> [What this task involves]:
Restate the entire listing word for word.

[Items from a dataset]
::::::::

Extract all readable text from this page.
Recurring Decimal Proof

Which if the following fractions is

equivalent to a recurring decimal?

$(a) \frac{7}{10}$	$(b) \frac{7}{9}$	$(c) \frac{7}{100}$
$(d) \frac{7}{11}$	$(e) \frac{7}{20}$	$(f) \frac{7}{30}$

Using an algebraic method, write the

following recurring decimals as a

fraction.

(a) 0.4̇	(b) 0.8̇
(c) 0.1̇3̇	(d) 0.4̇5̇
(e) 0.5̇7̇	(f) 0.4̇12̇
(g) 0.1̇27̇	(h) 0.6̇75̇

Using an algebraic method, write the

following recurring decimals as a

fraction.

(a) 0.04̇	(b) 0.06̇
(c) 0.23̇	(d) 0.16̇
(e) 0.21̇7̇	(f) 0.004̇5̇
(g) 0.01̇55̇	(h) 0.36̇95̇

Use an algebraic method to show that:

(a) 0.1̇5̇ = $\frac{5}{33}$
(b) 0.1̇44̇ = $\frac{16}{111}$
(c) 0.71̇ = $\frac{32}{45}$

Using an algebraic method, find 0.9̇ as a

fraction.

::::::::

> [Solution for this exercise]:
Extract all readable text from this page.
Recurring Decimal Proof

Which if the following fractions is

equivalent to a recurring decimal?

$(a) \frac{7}{10}$	$(b) \frac{7}{9}$	$(c) \frac{7}{100}$
$(d) \frac{7}{11}$	$(e) \frac{7}{20}$	$(f) \frac{7}{30}$

Using an algebraic method, write the

following recurring decimals as a

fraction.

(a) 0.4̇	(b) 0.8̇
(c) 0.1̇3̇	(d) 0.4̇5̇
(e) 0.5̇7̇	(f) 0.4̇12̇
(g) 0.1̇27̇	(h) 0.6̇75̇

Using an algebraic method, write the

following recurring decimals as a

fraction.

(a) 0.04̇	(b) 0.06̇
(c) 0.23̇	(d) 0.16̇
(e) 0.21̇7̇	(f) 0.004̇5̇
(g) 0.01̇55̇	(h) 0.36̇95̇

Use an algebraic method to show that:

(a) 0.1̇5̇ = $\frac{5}{33}$
(b) 0.1̇44̇ = $\frac{16}{111}$
(c) 0.71̇ = $\frac{32}{45}$

Using an algebraic method, find 0.9̇ as a

fraction.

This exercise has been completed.